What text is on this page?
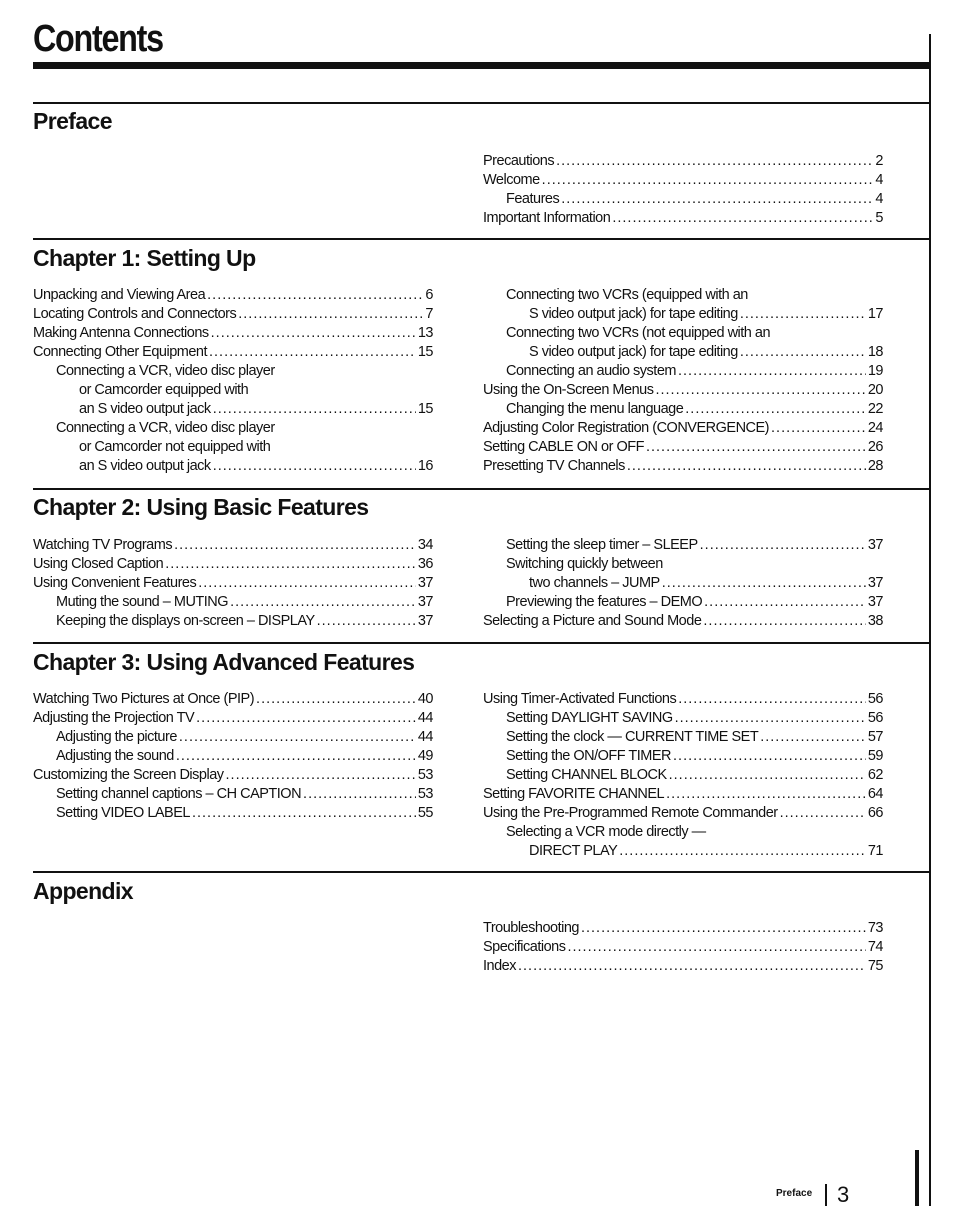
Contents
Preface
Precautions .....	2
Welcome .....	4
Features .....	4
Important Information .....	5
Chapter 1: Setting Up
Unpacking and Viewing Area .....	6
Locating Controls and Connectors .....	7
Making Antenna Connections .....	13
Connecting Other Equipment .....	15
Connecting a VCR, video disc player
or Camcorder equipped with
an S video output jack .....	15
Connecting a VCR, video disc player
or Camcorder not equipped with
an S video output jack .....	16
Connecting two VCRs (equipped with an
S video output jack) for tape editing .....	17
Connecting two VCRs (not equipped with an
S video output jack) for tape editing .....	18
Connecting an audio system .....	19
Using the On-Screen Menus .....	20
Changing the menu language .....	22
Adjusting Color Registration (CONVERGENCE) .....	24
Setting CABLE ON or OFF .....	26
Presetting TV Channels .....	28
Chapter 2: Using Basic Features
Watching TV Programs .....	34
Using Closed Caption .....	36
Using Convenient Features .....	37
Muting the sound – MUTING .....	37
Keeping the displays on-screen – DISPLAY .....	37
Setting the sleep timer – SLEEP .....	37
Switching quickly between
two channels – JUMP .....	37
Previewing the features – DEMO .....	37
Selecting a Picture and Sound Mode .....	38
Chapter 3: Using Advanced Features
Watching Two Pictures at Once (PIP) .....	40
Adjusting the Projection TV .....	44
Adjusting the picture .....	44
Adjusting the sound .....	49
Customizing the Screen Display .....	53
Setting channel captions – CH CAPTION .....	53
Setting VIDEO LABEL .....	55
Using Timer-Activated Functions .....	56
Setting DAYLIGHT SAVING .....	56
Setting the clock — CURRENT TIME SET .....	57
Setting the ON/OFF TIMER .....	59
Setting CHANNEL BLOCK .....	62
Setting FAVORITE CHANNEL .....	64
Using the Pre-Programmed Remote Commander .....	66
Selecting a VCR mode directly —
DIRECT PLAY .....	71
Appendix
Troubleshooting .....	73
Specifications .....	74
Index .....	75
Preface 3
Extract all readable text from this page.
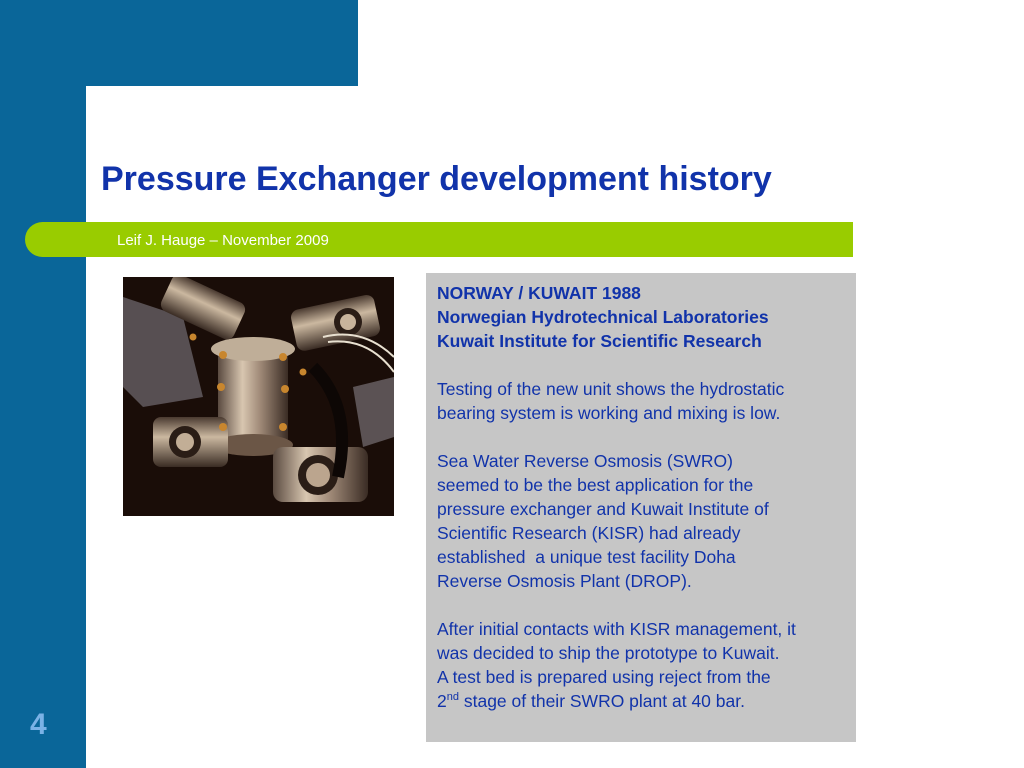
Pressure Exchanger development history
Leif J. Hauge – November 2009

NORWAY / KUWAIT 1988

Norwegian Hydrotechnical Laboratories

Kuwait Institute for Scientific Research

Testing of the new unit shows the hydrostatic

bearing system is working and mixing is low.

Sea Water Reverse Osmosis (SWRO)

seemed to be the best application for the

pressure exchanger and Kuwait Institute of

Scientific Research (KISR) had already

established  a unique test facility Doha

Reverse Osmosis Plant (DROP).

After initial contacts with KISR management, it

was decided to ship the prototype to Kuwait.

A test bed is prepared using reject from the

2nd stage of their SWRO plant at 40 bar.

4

· · · · ·

__DIRECTIVE__. Every line of the data should be copied as it stands, without the images.

__IN RESPONSE__.
What text is on this page?
Contents
Preface
Precautions .....	2
Welcome .....	4
Features .....	4
Important Information .....	5
Chapter 1: Setting Up
Unpacking and Viewing Area .....	6
Locating Controls and Connectors .....	7
Making Antenna Connections .....	13
Connecting Other Equipment .....	15
Connecting a VCR, video disc player
or Camcorder equipped with
an S video output jack .....	15
Connecting a VCR, video disc player
or Camcorder not equipped with
an S video output jack .....	16
Connecting two VCRs (equipped with an
S video output jack) for tape editing .....	17
Connecting two VCRs (not equipped with an
S video output jack) for tape editing .....	18
Connecting an audio system .....	19
Using the On-Screen Menus .....	20
Changing the menu language .....	22
Adjusting Color Registration (CONVERGENCE) .....	24
Setting CABLE ON or OFF .....	26
Presetting TV Channels .....	28
Chapter 2: Using Basic Features
Watching TV Programs .....	34
Using Closed Caption .....	36
Using Convenient Features .....	37
Muting the sound – MUTING .....	37
Keeping the displays on-screen – DISPLAY .....	37
Setting the sleep timer – SLEEP .....	37
Switching quickly between
two channels – JUMP .....	37
Previewing the features – DEMO .....	37
Selecting a Picture and Sound Mode .....	38
Chapter 3: Using Advanced Features
Watching Two Pictures at Once (PIP) .....	40
Adjusting the Projection TV .....	44
Adjusting the picture .....	44
Adjusting the sound .....	49
Customizing the Screen Display .....	53
Setting channel captions – CH CAPTION .....	53
Setting VIDEO LABEL .....	55
Using Timer-Activated Functions .....	56
Setting DAYLIGHT SAVING .....	56
Setting the clock — CURRENT TIME SET .....	57
Setting the ON/OFF TIMER .....	59
Setting CHANNEL BLOCK .....	62
Setting FAVORITE CHANNEL .....	64
Using the Pre-Programmed Remote Commander .....	66
Selecting a VCR mode directly —
DIRECT PLAY .....	71
Appendix
Troubleshooting .....	73
Specifications .....	74
Index .....	75
Preface 3
Extract all readable text from this page.
Pressure Exchanger development history
Leif J. Hauge – November 2009

NORWAY / KUWAIT 1988

Norwegian Hydrotechnical Laboratories

Kuwait Institute for Scientific Research

Testing of the new unit shows the hydrostatic

bearing system is working and mixing is low.

Sea Water Reverse Osmosis (SWRO)

seemed to be the best application for the

pressure exchanger and Kuwait Institute of

Scientific Research (KISR) had already

established  a unique test facility Doha

Reverse Osmosis Plant (DROP).

After initial contacts with KISR management, it

was decided to ship the prototype to Kuwait.

A test bed is prepared using reject from the

2nd stage of their SWRO plant at 40 bar.

4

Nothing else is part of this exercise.